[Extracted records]
□ □ □ □ □

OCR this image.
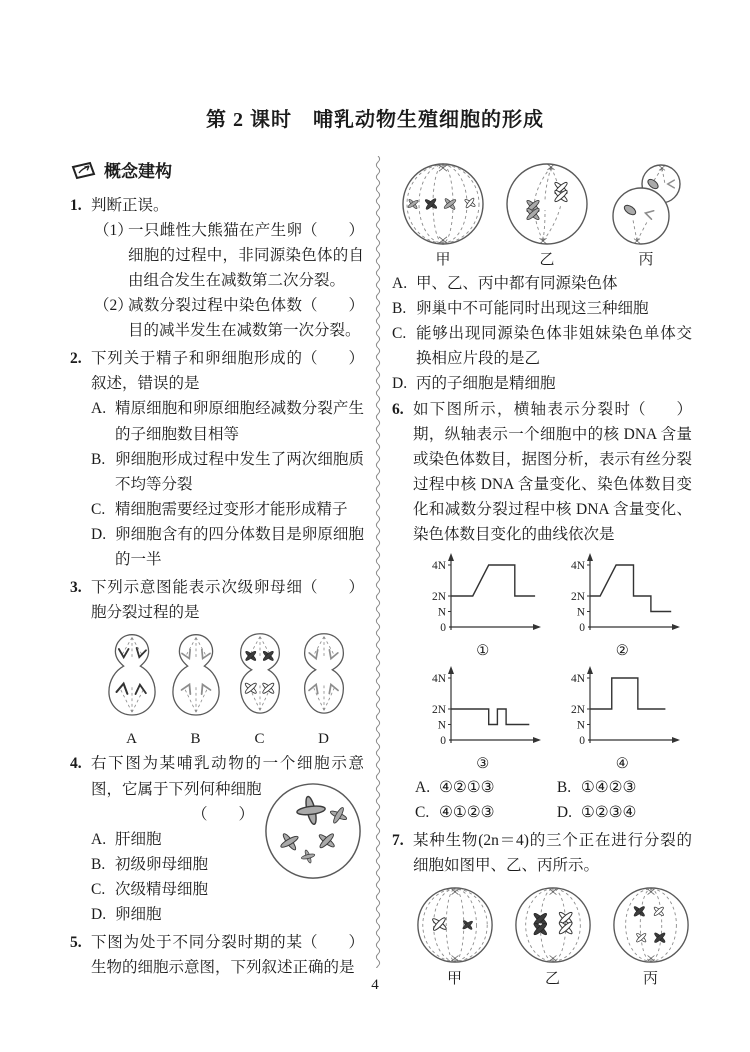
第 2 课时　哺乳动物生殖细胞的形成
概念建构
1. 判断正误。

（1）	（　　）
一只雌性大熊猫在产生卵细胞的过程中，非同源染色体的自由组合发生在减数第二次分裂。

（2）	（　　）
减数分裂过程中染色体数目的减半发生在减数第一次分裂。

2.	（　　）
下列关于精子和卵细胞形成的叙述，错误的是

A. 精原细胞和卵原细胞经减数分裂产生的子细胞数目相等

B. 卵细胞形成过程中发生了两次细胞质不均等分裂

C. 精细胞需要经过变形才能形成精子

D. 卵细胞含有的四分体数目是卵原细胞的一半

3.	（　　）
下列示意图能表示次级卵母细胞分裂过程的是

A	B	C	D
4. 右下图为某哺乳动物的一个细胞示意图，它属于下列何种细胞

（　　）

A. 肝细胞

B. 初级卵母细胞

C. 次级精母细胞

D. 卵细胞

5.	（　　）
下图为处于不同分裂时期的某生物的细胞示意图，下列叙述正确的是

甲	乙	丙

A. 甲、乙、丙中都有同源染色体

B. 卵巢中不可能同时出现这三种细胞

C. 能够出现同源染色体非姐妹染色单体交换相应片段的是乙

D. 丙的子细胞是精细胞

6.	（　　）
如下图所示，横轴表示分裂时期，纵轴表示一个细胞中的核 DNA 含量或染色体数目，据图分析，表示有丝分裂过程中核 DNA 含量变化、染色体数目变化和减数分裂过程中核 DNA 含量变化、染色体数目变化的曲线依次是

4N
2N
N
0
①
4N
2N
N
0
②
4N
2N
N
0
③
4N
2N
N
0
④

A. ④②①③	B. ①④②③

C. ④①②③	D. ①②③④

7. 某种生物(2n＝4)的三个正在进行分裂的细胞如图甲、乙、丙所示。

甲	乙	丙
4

□ □ □ □ □

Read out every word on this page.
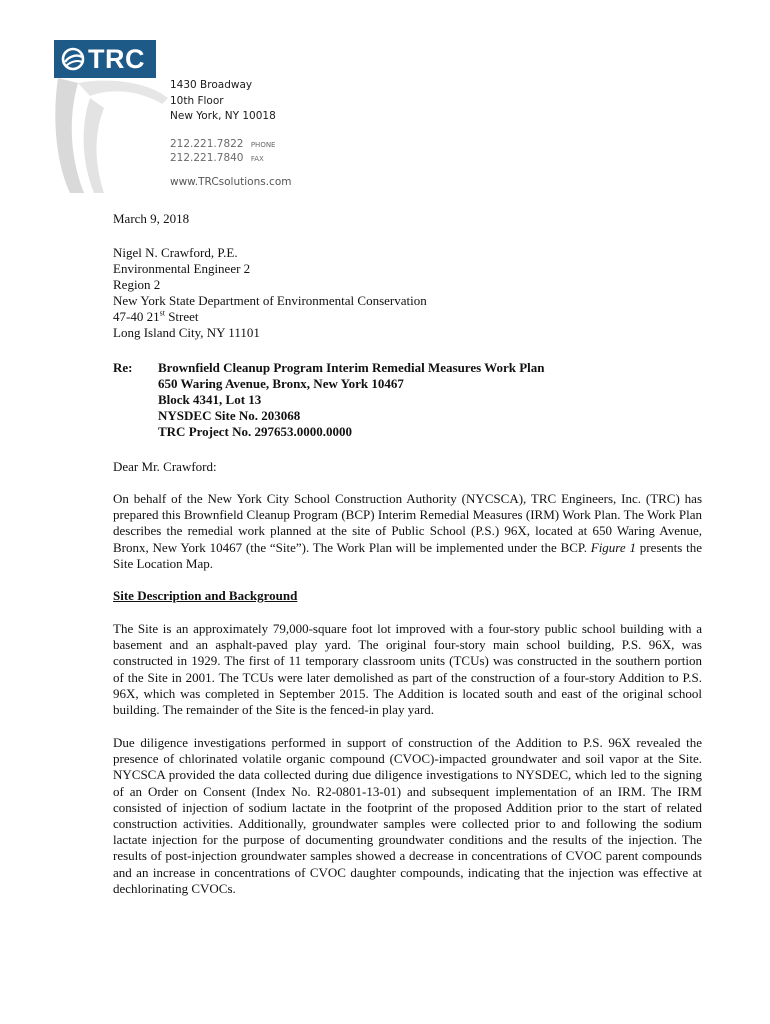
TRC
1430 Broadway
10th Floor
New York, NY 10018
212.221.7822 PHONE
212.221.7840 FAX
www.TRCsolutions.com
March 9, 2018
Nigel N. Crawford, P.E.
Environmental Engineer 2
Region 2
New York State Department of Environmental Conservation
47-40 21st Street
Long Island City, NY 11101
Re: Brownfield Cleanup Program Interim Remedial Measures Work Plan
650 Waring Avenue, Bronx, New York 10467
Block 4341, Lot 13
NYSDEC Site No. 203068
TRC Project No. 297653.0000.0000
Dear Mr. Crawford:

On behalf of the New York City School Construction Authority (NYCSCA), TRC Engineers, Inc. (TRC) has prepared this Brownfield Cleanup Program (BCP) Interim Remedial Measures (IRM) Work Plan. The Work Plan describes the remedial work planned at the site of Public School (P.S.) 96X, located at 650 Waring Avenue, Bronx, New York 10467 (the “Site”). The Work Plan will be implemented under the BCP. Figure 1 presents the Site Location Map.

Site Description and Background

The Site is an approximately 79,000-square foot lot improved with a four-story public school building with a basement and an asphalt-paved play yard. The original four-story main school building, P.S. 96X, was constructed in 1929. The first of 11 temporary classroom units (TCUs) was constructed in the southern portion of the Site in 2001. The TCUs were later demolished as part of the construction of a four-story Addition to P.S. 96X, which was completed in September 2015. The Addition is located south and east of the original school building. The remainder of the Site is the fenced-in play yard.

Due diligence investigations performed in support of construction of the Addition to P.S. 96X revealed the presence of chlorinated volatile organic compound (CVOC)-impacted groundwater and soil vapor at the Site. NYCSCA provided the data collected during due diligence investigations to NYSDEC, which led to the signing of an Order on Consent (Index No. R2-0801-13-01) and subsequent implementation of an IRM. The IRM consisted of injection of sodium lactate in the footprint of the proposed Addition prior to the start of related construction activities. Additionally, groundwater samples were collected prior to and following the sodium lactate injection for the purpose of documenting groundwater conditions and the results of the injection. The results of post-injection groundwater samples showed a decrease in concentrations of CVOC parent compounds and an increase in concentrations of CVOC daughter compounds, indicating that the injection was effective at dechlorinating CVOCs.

□ □ □ □ □

• Written instruction
Identify and list each line with the word "Plan".

• Result of the exercise
Re: Brownfield Cleanup Program Interim Remedial Measures Work Plan
On behalf of the New York City School Construction Authority (NYCSCA), TRC Engineers, Inc. (TRC) has prepared this Brownfield Cleanup Program (BCP) Interim Remedial Measures (IRM) Work Plan. The Work Plan describes the remedial work planned at the site of Public School (P.S.) 96X, located at 650 Waring Avenue, Bronx, New York 10467 (the “Site”). The Work Plan will be implemented under the BCP. Figure 1 presents the Site Location Map.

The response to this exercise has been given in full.